[Stored entries]
########
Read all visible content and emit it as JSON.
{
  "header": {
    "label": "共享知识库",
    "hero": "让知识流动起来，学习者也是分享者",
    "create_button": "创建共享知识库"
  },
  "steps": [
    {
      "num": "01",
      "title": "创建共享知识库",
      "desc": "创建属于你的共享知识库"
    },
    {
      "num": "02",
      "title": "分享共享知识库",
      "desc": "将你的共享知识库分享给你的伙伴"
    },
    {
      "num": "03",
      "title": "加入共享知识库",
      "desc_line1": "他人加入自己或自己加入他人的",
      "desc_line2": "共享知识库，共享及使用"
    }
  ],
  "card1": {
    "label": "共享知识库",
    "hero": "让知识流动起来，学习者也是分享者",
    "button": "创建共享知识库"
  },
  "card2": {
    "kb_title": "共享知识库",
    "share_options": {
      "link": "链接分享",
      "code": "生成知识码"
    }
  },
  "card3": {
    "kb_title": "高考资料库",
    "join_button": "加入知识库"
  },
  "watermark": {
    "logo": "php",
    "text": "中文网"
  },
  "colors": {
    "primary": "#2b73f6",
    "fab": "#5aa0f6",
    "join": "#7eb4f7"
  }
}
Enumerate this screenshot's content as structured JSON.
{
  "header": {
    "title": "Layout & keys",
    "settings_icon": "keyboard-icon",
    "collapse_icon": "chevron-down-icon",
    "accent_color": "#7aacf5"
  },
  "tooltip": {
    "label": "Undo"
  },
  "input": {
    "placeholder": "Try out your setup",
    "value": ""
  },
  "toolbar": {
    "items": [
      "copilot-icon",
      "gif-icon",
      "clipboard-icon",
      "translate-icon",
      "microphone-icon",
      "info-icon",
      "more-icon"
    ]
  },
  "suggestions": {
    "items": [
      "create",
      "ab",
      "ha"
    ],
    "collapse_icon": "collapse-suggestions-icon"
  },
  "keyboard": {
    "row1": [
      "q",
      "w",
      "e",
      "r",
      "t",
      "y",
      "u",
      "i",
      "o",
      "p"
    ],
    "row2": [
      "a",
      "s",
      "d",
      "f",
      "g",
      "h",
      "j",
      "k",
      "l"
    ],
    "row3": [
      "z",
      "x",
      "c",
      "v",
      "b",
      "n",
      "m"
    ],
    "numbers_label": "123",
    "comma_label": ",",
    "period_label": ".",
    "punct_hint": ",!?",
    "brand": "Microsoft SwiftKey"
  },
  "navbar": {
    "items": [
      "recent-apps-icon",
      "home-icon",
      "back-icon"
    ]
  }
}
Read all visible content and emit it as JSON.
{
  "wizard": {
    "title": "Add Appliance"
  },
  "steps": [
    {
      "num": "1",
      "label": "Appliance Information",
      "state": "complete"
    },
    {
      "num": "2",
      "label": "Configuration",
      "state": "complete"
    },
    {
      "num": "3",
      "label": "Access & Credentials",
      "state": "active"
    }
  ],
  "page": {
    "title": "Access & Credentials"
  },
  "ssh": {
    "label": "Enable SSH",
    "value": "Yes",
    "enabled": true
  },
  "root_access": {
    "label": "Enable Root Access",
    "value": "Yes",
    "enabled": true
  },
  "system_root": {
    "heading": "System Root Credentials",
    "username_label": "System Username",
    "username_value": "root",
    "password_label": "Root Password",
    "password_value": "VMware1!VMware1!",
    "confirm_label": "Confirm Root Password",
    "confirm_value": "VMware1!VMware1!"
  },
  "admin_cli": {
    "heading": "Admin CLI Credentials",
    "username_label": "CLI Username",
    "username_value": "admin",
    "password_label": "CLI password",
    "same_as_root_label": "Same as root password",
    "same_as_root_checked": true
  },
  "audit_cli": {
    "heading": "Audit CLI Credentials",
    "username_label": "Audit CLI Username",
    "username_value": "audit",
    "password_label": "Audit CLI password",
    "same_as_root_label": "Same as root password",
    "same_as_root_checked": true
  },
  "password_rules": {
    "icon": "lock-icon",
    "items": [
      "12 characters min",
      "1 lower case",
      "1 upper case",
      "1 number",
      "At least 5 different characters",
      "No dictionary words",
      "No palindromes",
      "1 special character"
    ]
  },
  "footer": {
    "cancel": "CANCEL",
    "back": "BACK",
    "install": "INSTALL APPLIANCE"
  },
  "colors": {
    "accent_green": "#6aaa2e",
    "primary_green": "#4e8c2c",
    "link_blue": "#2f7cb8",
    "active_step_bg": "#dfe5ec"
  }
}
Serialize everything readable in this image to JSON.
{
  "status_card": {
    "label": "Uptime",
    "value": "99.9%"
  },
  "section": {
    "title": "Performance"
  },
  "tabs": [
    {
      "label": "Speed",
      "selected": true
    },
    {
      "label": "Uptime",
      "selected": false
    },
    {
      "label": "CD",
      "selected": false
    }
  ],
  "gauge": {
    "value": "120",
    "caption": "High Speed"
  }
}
########
* Written request *
Output the data above exactly, please, line for line.

* Completed exercise *
Read all visible content and emit it as JSON.
{
  "header": {
    "label": "共享知识库",
    "hero": "让知识流动起来，学习者也是分享者",
    "create_button": "创建共享知识库"
  },
  "steps": [
    {
      "num": "01",
      "title": "创建共享知识库",
      "desc": "创建属于你的共享知识库"
    },
    {
      "num": "02",
      "title": "分享共享知识库",
      "desc": "将你的共享知识库分享给你的伙伴"
    },
    {
      "num": "03",
      "title": "加入共享知识库",
      "desc_line1": "他人加入自己或自己加入他人的",
      "desc_line2": "共享知识库，共享及使用"
    }
  ],
  "card1": {
    "label": "共享知识库",
    "hero": "让知识流动起来，学习者也是分享者",
    "button": "创建共享知识库"
  },
  "card2": {
    "kb_title": "共享知识库",
    "share_options": {
      "link": "链接分享",
      "code": "生成知识码"
    }
  },
  "card3": {
    "kb_title": "高考资料库",
    "join_button": "加入知识库"
  },
  "watermark": {
    "logo": "php",
    "text": "中文网"
  },
  "colors": {
    "primary": "#2b73f6",
    "fab": "#5aa0f6",
    "join": "#7eb4f7"
  }
}
Enumerate this screenshot's content as structured JSON.
{
  "header": {
    "title": "Layout & keys",
    "settings_icon": "keyboard-icon",
    "collapse_icon": "chevron-down-icon",
    "accent_color": "#7aacf5"
  },
  "tooltip": {
    "label": "Undo"
  },
  "input": {
    "placeholder": "Try out your setup",
    "value": ""
  },
  "toolbar": {
    "items": [
      "copilot-icon",
      "gif-icon",
      "clipboard-icon",
      "translate-icon",
      "microphone-icon",
      "info-icon",
      "more-icon"
    ]
  },
  "suggestions": {
    "items": [
      "create",
      "ab",
      "ha"
    ],
    "collapse_icon": "collapse-suggestions-icon"
  },
  "keyboard": {
    "row1": [
      "q",
      "w",
      "e",
      "r",
      "t",
      "y",
      "u",
      "i",
      "o",
      "p"
    ],
    "row2": [
      "a",
      "s",
      "d",
      "f",
      "g",
      "h",
      "j",
      "k",
      "l"
    ],
    "row3": [
      "z",
      "x",
      "c",
      "v",
      "b",
      "n",
      "m"
    ],
    "numbers_label": "123",
    "comma_label": ",",
    "period_label": ".",
    "punct_hint": ",!?",
    "brand": "Microsoft SwiftKey"
  },
  "navbar": {
    "items": [
      "recent-apps-icon",
      "home-icon",
      "back-icon"
    ]
  }
}
Read all visible content and emit it as JSON.
{
  "wizard": {
    "title": "Add Appliance"
  },
  "steps": [
    {
      "num": "1",
      "label": "Appliance Information",
      "state": "complete"
    },
    {
      "num": "2",
      "label": "Configuration",
      "state": "complete"
    },
    {
      "num": "3",
      "label": "Access & Credentials",
      "state": "active"
    }
  ],
  "page": {
    "title": "Access & Credentials"
  },
  "ssh": {
    "label": "Enable SSH",
    "value": "Yes",
    "enabled": true
  },
  "root_access": {
    "label": "Enable Root Access",
    "value": "Yes",
    "enabled": true
  },
  "system_root": {
    "heading": "System Root Credentials",
    "username_label": "System Username",
    "username_value": "root",
    "password_label": "Root Password",
    "password_value": "VMware1!VMware1!",
    "confirm_label": "Confirm Root Password",
    "confirm_value": "VMware1!VMware1!"
  },
  "admin_cli": {
    "heading": "Admin CLI Credentials",
    "username_label": "CLI Username",
    "username_value": "admin",
    "password_label": "CLI password",
    "same_as_root_label": "Same as root password",
    "same_as_root_checked": true
  },
  "audit_cli": {
    "heading": "Audit CLI Credentials",
    "username_label": "Audit CLI Username",
    "username_value": "audit",
    "password_label": "Audit CLI password",
    "same_as_root_label": "Same as root password",
    "same_as_root_checked": true
  },
  "password_rules": {
    "icon": "lock-icon",
    "items": [
      "12 characters min",
      "1 lower case",
      "1 upper case",
      "1 number",
      "At least 5 different characters",
      "No dictionary words",
      "No palindromes",
      "1 special character"
    ]
  },
  "footer": {
    "cancel": "CANCEL",
    "back": "BACK",
    "install": "INSTALL APPLIANCE"
  },
  "colors": {
    "accent_green": "#6aaa2e",
    "primary_green": "#4e8c2c",
    "link_blue": "#2f7cb8",
    "active_step_bg": "#dfe5ec"
  }
}
Serialize everything readable in this image to JSON.
{
  "status_card": {
    "label": "Uptime",
    "value": "99.9%"
  },
  "section": {
    "title": "Performance"
  },
  "tabs": [
    {
      "label": "Speed",
      "selected": true
    },
    {
      "label": "Uptime",
      "selected": false
    },
    {
      "label": "CD",
      "selected": false
    }
  ],
  "gauge": {
    "value": "120",
    "caption": "High Speed"
  }
}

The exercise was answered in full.